Element region listings
######

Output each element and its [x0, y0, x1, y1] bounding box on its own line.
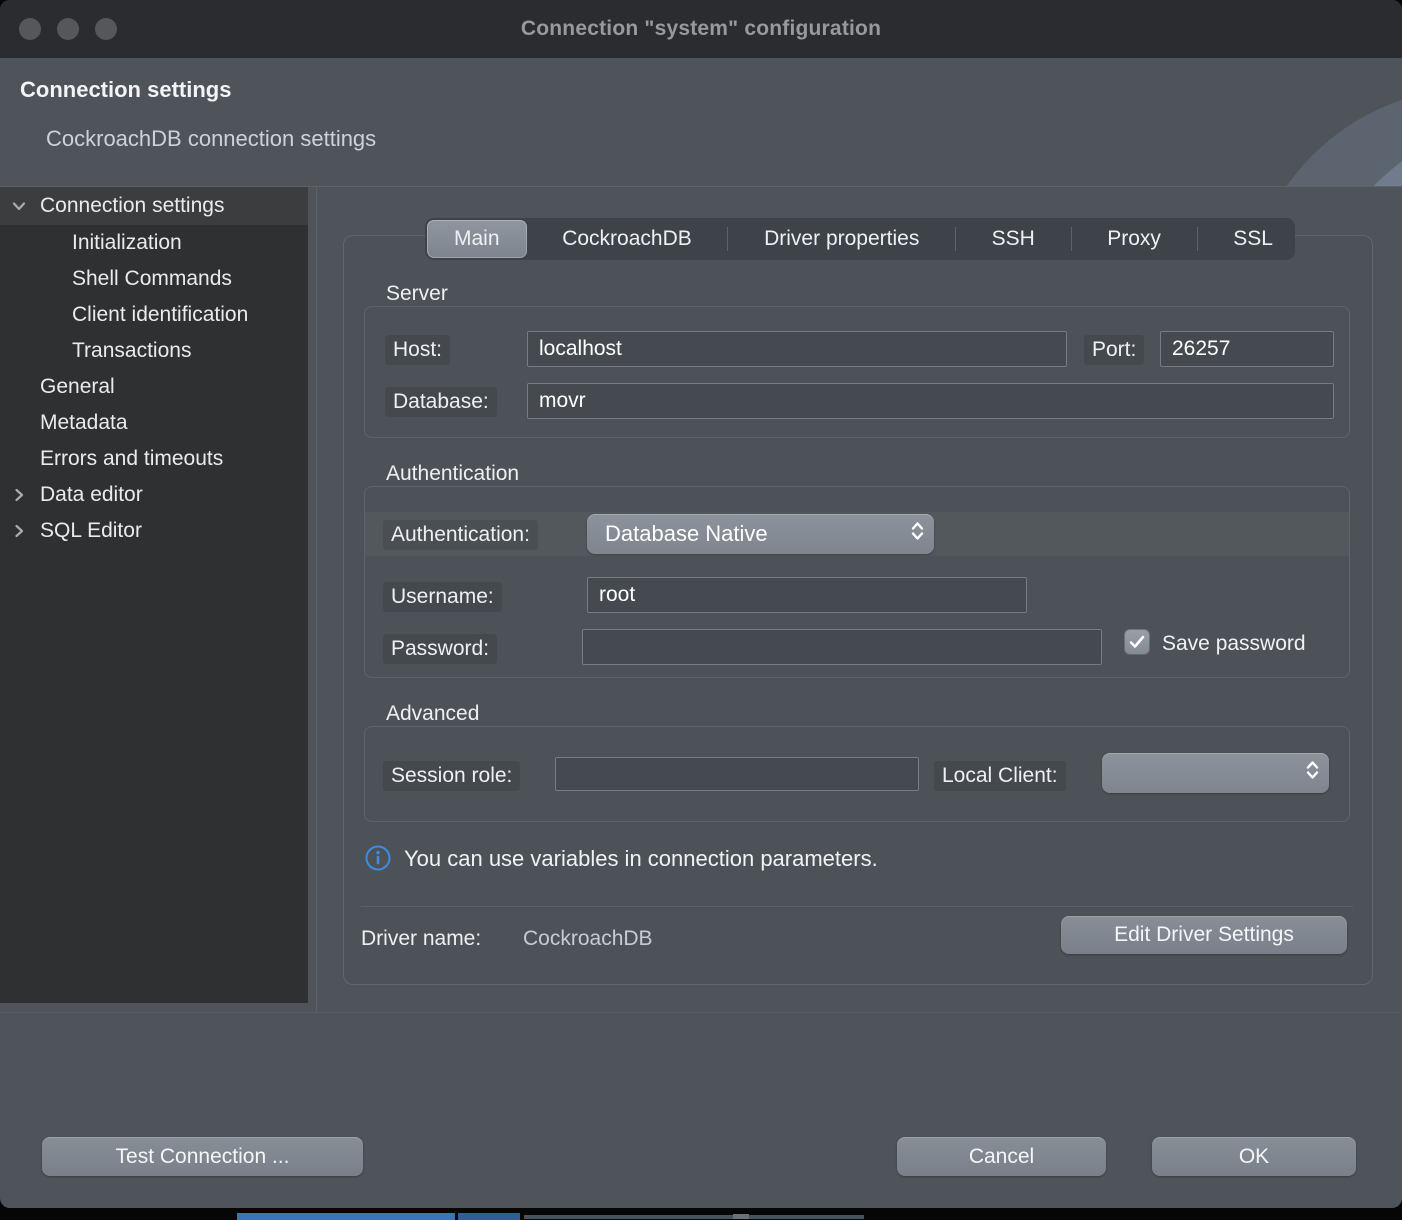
password-input[interactable]	[582, 629, 1102, 665]
save-password-label: Save password	[1162, 632, 1306, 656]
sidebar-item-label: Data editor	[40, 483, 143, 507]
background-window-fragment	[237, 1213, 455, 1220]
advanced-group-legend: Advanced	[386, 702, 479, 726]
local-client-label: Local Client:	[934, 761, 1066, 791]
save-password-checkbox[interactable]	[1124, 629, 1150, 655]
info-icon	[364, 844, 392, 877]
chevron-right-icon[interactable]	[8, 520, 30, 542]
page-title: Connection settings	[20, 77, 231, 103]
minimize-window-icon[interactable]	[57, 18, 79, 40]
updown-chevrons-icon	[1305, 759, 1320, 788]
database-input[interactable]	[527, 383, 1334, 419]
sidebar-item-connection-settings[interactable]: Connection settings	[0, 187, 308, 225]
ok-button[interactable]: OK	[1152, 1137, 1356, 1176]
sidebar-item-label: Initialization	[72, 231, 182, 255]
sidebar-item-label: Shell Commands	[72, 267, 232, 291]
page-subtitle: CockroachDB connection settings	[46, 126, 376, 152]
authentication-select-value: Database Native	[605, 521, 768, 547]
authentication-group-legend: Authentication	[386, 462, 519, 486]
sidebar-divider	[316, 187, 317, 1013]
chevron-down-icon[interactable]	[8, 195, 30, 217]
password-label: Password:	[383, 634, 497, 664]
tab-separator	[955, 227, 956, 251]
sidebar-item-errors-and-timeouts[interactable]: Errors and timeouts	[0, 441, 308, 477]
host-label: Host:	[385, 335, 450, 365]
check-icon	[1128, 633, 1146, 651]
footer-divider	[0, 1012, 1402, 1013]
close-window-icon[interactable]	[19, 18, 41, 40]
authentication-label: Authentication:	[383, 520, 538, 550]
edit-driver-settings-button[interactable]: Edit Driver Settings	[1061, 916, 1347, 954]
tab-separator	[727, 227, 728, 251]
sidebar-item-label: General	[40, 375, 115, 399]
sidebar-item-client-identification[interactable]: Client identification	[0, 297, 308, 333]
test-connection-button[interactable]: Test Connection ...	[42, 1137, 363, 1176]
main-settings-panel: Server Host: Port: Database: Authenticat…	[343, 235, 1373, 985]
server-group: Host: Port: Database:	[364, 306, 1350, 438]
sidebar-item-shell-commands[interactable]: Shell Commands	[0, 261, 308, 297]
dialog-header: Connection settings CockroachDB connecti…	[0, 58, 1402, 186]
session-role-input[interactable]	[555, 757, 919, 791]
desktop: { "window": { "title": "Connection \"sys…	[0, 0, 1402, 1220]
database-label: Database:	[385, 387, 497, 417]
tab-proxy[interactable]: Proxy	[1087, 220, 1181, 258]
window-title: Connection "system" configuration	[521, 17, 881, 41]
updown-chevrons-icon	[910, 520, 925, 549]
sidebar-item-label: Client identification	[72, 303, 248, 327]
sidebar-item-sql-editor[interactable]: SQL Editor	[0, 513, 308, 549]
tab-separator	[1197, 227, 1198, 251]
authentication-group: Authentication: Database Native Username…	[364, 486, 1350, 678]
chevron-right-icon[interactable]	[8, 484, 30, 506]
sidebar-item-data-editor[interactable]: Data editor	[0, 477, 308, 513]
sidebar-item-transactions[interactable]: Transactions	[0, 333, 308, 369]
info-message: You can use variables in connection para…	[404, 846, 878, 872]
background-window-fragment	[524, 1215, 864, 1219]
server-group-legend: Server	[386, 282, 448, 306]
sidebar-item-label: Errors and timeouts	[40, 447, 223, 471]
port-input[interactable]	[1160, 331, 1334, 367]
cancel-button[interactable]: Cancel	[897, 1137, 1106, 1176]
username-input[interactable]	[587, 577, 1027, 613]
sidebar-item-label: Metadata	[40, 411, 128, 435]
tab-bar: Main CockroachDB Driver properties SSH Proxy…	[425, 218, 1295, 260]
traffic-lights	[19, 18, 117, 40]
sidebar-tree: Connection settings Initialization Shell C…	[0, 187, 308, 1003]
sidebar-item-general[interactable]: General	[0, 369, 308, 405]
zoom-window-icon[interactable]	[95, 18, 117, 40]
tab-separator	[1071, 227, 1072, 251]
sidebar-item-metadata[interactable]: Metadata	[0, 405, 308, 441]
host-input[interactable]	[527, 331, 1067, 367]
decorative-swoosh	[1227, 58, 1402, 186]
sidebar-item-label: Transactions	[72, 339, 191, 363]
authentication-select[interactable]: Database Native	[587, 514, 934, 554]
session-role-label: Session role:	[383, 761, 520, 791]
sidebar-item-label: Connection settings	[40, 194, 224, 218]
port-label: Port:	[1084, 335, 1144, 365]
driver-name-label: Driver name:	[361, 927, 481, 951]
driver-divider	[361, 906, 1353, 907]
connection-config-dialog: Connection "system" configuration Connec…	[0, 0, 1402, 1208]
tab-ssl[interactable]: SSL	[1213, 220, 1293, 258]
window-titlebar[interactable]: Connection "system" configuration	[0, 0, 1402, 58]
tab-cockroachdb[interactable]: CockroachDB	[542, 220, 712, 258]
advanced-group: Session role: Local Client:	[364, 726, 1350, 822]
sidebar-item-label: SQL Editor	[40, 519, 142, 543]
driver-name-value: CockroachDB	[523, 927, 653, 951]
username-label: Username:	[383, 582, 502, 612]
tab-driver-properties[interactable]: Driver properties	[744, 220, 939, 258]
local-client-select[interactable]	[1102, 753, 1329, 793]
sidebar-item-initialization[interactable]: Initialization	[0, 225, 308, 261]
tab-main[interactable]: Main	[427, 220, 527, 258]
background-window-fragment	[733, 1214, 749, 1219]
background-window-fragment	[458, 1213, 520, 1220]
tab-ssh[interactable]: SSH	[972, 220, 1055, 258]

######

PROBLEM DETAILS
Copy the lines of the records that begin with the line containing "629, 1102, 665]" and end with the line containing "77, 231, 103]", reproducing them unchanged.

FINAL RESULT
password-input[interactable]	[582, 629, 1102, 665]
save-password-label: Save password	[1162, 632, 1306, 656]
sidebar-item-label: Data editor	[40, 483, 143, 507]
background-window-fragment	[237, 1213, 455, 1220]
advanced-group-legend: Advanced	[386, 702, 479, 726]
local-client-label: Local Client:	[934, 761, 1066, 791]
save-password-checkbox[interactable]	[1124, 629, 1150, 655]
info-icon	[364, 844, 392, 877]
chevron-right-icon[interactable]	[8, 520, 30, 542]
page-title: Connection settings	[20, 77, 231, 103]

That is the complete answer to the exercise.